* WHAT THE TASK REQUIRES:
Each line below must be set down exactly; omit any image you find.

---------------

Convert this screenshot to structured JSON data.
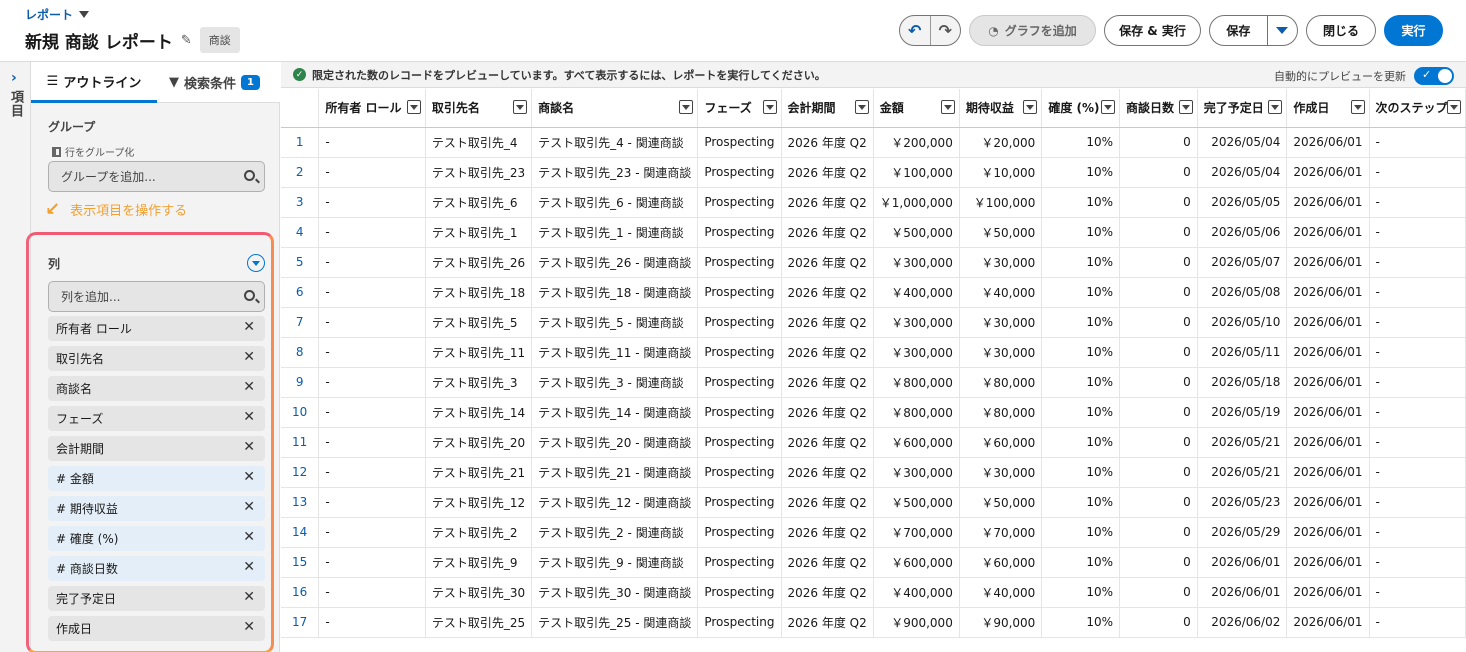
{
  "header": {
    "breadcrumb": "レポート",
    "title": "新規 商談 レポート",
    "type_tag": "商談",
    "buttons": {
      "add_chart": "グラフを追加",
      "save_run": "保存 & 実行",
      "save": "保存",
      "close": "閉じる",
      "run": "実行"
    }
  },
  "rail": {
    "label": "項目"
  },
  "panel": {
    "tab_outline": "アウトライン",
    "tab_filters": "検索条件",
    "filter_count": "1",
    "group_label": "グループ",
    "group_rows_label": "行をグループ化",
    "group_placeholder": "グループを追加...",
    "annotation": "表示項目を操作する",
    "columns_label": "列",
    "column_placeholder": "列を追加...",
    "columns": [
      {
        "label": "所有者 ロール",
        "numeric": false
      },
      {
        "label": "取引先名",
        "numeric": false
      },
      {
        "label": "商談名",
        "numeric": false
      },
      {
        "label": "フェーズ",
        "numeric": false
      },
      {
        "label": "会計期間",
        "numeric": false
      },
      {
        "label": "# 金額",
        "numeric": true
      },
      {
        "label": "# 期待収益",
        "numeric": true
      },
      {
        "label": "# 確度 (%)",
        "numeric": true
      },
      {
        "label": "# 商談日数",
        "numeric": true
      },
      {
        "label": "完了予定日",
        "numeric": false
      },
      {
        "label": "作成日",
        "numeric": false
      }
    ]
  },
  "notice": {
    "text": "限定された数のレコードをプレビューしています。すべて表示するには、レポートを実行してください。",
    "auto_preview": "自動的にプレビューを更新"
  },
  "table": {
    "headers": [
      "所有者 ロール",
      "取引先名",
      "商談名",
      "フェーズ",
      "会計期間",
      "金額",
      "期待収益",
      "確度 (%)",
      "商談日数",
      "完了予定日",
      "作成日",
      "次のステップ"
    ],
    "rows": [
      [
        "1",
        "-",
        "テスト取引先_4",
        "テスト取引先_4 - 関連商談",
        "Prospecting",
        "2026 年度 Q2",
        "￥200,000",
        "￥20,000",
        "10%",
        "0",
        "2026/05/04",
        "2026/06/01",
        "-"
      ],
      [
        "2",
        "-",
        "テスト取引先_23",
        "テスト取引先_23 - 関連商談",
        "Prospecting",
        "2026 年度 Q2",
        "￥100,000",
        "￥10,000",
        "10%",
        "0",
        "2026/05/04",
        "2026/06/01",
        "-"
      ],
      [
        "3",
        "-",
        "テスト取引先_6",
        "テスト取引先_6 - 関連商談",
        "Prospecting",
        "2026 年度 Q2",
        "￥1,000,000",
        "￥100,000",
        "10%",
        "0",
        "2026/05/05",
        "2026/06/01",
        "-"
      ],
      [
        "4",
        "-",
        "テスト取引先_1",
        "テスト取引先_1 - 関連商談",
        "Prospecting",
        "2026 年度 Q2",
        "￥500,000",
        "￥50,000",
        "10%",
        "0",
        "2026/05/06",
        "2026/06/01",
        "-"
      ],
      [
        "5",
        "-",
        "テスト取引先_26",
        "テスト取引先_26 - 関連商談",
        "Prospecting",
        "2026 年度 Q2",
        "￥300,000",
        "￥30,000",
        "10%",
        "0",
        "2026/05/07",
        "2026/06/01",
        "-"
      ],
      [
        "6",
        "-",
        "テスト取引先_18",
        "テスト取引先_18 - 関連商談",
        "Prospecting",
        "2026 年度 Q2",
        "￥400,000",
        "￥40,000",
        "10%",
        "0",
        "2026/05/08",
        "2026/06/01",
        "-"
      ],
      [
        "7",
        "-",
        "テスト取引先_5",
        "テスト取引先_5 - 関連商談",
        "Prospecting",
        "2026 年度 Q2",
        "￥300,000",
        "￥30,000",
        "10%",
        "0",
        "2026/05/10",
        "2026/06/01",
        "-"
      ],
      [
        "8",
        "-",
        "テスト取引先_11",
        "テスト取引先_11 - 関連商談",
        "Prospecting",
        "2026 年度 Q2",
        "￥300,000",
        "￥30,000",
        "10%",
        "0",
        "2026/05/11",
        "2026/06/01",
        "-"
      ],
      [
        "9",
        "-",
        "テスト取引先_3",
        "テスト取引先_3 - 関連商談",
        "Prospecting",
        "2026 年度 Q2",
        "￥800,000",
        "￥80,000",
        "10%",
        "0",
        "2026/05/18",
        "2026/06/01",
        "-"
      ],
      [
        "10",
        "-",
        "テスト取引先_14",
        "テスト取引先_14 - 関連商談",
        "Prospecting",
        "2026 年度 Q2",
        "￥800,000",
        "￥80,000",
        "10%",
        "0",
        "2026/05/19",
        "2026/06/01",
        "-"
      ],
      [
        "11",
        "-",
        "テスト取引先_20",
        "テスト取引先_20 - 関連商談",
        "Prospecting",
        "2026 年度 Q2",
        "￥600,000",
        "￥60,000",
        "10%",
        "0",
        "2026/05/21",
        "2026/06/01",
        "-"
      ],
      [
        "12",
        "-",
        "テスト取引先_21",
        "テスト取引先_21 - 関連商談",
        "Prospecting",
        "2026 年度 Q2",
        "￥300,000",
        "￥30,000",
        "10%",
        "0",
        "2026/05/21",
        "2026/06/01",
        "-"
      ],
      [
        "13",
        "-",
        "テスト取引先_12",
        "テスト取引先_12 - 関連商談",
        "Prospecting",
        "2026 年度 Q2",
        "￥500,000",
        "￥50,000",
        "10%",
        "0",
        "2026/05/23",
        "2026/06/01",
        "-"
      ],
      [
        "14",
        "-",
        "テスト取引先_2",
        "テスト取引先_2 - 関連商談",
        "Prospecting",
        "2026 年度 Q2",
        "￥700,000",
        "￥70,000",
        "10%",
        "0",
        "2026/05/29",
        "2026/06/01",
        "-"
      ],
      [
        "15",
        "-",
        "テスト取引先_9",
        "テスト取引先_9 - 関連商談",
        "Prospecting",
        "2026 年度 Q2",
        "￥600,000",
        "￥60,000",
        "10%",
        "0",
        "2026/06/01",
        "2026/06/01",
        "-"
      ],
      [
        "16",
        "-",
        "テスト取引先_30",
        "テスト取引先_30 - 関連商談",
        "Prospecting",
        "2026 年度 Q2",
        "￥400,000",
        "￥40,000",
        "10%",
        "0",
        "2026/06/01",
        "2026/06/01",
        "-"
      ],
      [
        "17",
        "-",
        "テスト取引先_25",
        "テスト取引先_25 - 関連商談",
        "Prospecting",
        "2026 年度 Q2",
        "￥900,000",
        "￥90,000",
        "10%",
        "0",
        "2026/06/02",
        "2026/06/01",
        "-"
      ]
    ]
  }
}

---------------

* RESULT BELOW:
Convert this screenshot to structured JSON data.
{
  "header": {
    "breadcrumb": "レポート",
    "title": "新規 商談 レポート",
    "type_tag": "商談",
    "buttons": {
      "add_chart": "グラフを追加",
      "save_run": "保存 & 実行",
      "save": "保存",
      "close": "閉じる",
      "run": "実行"
    }
  },
  "rail": {
    "label": "項目"
  },
  "panel": {
    "tab_outline": "アウトライン",
    "tab_filters": "検索条件",
    "filter_count": "1",
    "group_label": "グループ",
    "group_rows_label": "行をグループ化",
    "group_placeholder": "グループを追加...",
    "annotation": "表示項目を操作する",
    "columns_label": "列",
    "column_placeholder": "列を追加...",
    "columns": [
      {
        "label": "所有者 ロール",
        "numeric": false
      },
      {
        "label": "取引先名",
        "numeric": false
      },
      {
        "label": "商談名",
        "numeric": false
      },
      {
        "label": "フェーズ",
        "numeric": false
      },
      {
        "label": "会計期間",
        "numeric": false
      },
      {
        "label": "# 金額",
        "numeric": true
      },
      {
        "label": "# 期待収益",
        "numeric": true
      },
      {
        "label": "# 確度 (%)",
        "numeric": true
      },
      {
        "label": "# 商談日数",
        "numeric": true
      },
      {
        "label": "完了予定日",
        "numeric": false
      },
      {
        "label": "作成日",
        "numeric": false
      }
    ]
  },
  "notice": {
    "text": "限定された数のレコードをプレビューしています。すべて表示するには、レポートを実行してください。",
    "auto_preview": "自動的にプレビューを更新"
  },
  "table": {
    "headers": [
      "所有者 ロール",
      "取引先名",
      "商談名",
      "フェーズ",
      "会計期間",
      "金額",
      "期待収益",
      "確度 (%)",
      "商談日数",
      "完了予定日",
      "作成日",
      "次のステップ"
    ],
    "rows": [
      [
        "1",
        "-",
        "テスト取引先_4",
        "テスト取引先_4 - 関連商談",
        "Prospecting",
        "2026 年度 Q2",
        "￥200,000",
        "￥20,000",
        "10%",
        "0",
        "2026/05/04",
        "2026/06/01",
        "-"
      ],
      [
        "2",
        "-",
        "テスト取引先_23",
        "テスト取引先_23 - 関連商談",
        "Prospecting",
        "2026 年度 Q2",
        "￥100,000",
        "￥10,000",
        "10%",
        "0",
        "2026/05/04",
        "2026/06/01",
        "-"
      ],
      [
        "3",
        "-",
        "テスト取引先_6",
        "テスト取引先_6 - 関連商談",
        "Prospecting",
        "2026 年度 Q2",
        "￥1,000,000",
        "￥100,000",
        "10%",
        "0",
        "2026/05/05",
        "2026/06/01",
        "-"
      ],
      [
        "4",
        "-",
        "テスト取引先_1",
        "テスト取引先_1 - 関連商談",
        "Prospecting",
        "2026 年度 Q2",
        "￥500,000",
        "￥50,000",
        "10%",
        "0",
        "2026/05/06",
        "2026/06/01",
        "-"
      ],
      [
        "5",
        "-",
        "テスト取引先_26",
        "テスト取引先_26 - 関連商談",
        "Prospecting",
        "2026 年度 Q2",
        "￥300,000",
        "￥30,000",
        "10%",
        "0",
        "2026/05/07",
        "2026/06/01",
        "-"
      ],
      [
        "6",
        "-",
        "テスト取引先_18",
        "テスト取引先_18 - 関連商談",
        "Prospecting",
        "2026 年度 Q2",
        "￥400,000",
        "￥40,000",
        "10%",
        "0",
        "2026/05/08",
        "2026/06/01",
        "-"
      ],
      [
        "7",
        "-",
        "テスト取引先_5",
        "テスト取引先_5 - 関連商談",
        "Prospecting",
        "2026 年度 Q2",
        "￥300,000",
        "￥30,000",
        "10%",
        "0",
        "2026/05/10",
        "2026/06/01",
        "-"
      ],
      [
        "8",
        "-",
        "テスト取引先_11",
        "テスト取引先_11 - 関連商談",
        "Prospecting",
        "2026 年度 Q2",
        "￥300,000",
        "￥30,000",
        "10%",
        "0",
        "2026/05/11",
        "2026/06/01",
        "-"
      ],
      [
        "9",
        "-",
        "テスト取引先_3",
        "テスト取引先_3 - 関連商談",
        "Prospecting",
        "2026 年度 Q2",
        "￥800,000",
        "￥80,000",
        "10%",
        "0",
        "2026/05/18",
        "2026/06/01",
        "-"
      ],
      [
        "10",
        "-",
        "テスト取引先_14",
        "テスト取引先_14 - 関連商談",
        "Prospecting",
        "2026 年度 Q2",
        "￥800,000",
        "￥80,000",
        "10%",
        "0",
        "2026/05/19",
        "2026/06/01",
        "-"
      ],
      [
        "11",
        "-",
        "テスト取引先_20",
        "テスト取引先_20 - 関連商談",
        "Prospecting",
        "2026 年度 Q2",
        "￥600,000",
        "￥60,000",
        "10%",
        "0",
        "2026/05/21",
        "2026/06/01",
        "-"
      ],
      [
        "12",
        "-",
        "テスト取引先_21",
        "テスト取引先_21 - 関連商談",
        "Prospecting",
        "2026 年度 Q2",
        "￥300,000",
        "￥30,000",
        "10%",
        "0",
        "2026/05/21",
        "2026/06/01",
        "-"
      ],
      [
        "13",
        "-",
        "テスト取引先_12",
        "テスト取引先_12 - 関連商談",
        "Prospecting",
        "2026 年度 Q2",
        "￥500,000",
        "￥50,000",
        "10%",
        "0",
        "2026/05/23",
        "2026/06/01",
        "-"
      ],
      [
        "14",
        "-",
        "テスト取引先_2",
        "テスト取引先_2 - 関連商談",
        "Prospecting",
        "2026 年度 Q2",
        "￥700,000",
        "￥70,000",
        "10%",
        "0",
        "2026/05/29",
        "2026/06/01",
        "-"
      ],
      [
        "15",
        "-",
        "テスト取引先_9",
        "テスト取引先_9 - 関連商談",
        "Prospecting",
        "2026 年度 Q2",
        "￥600,000",
        "￥60,000",
        "10%",
        "0",
        "2026/06/01",
        "2026/06/01",
        "-"
      ],
      [
        "16",
        "-",
        "テスト取引先_30",
        "テスト取引先_30 - 関連商談",
        "Prospecting",
        "2026 年度 Q2",
        "￥400,000",
        "￥40,000",
        "10%",
        "0",
        "2026/06/01",
        "2026/06/01",
        "-"
      ],
      [
        "17",
        "-",
        "テスト取引先_25",
        "テスト取引先_25 - 関連商談",
        "Prospecting",
        "2026 年度 Q2",
        "￥900,000",
        "￥90,000",
        "10%",
        "0",
        "2026/06/02",
        "2026/06/01",
        "-"
      ]
    ]
  }
}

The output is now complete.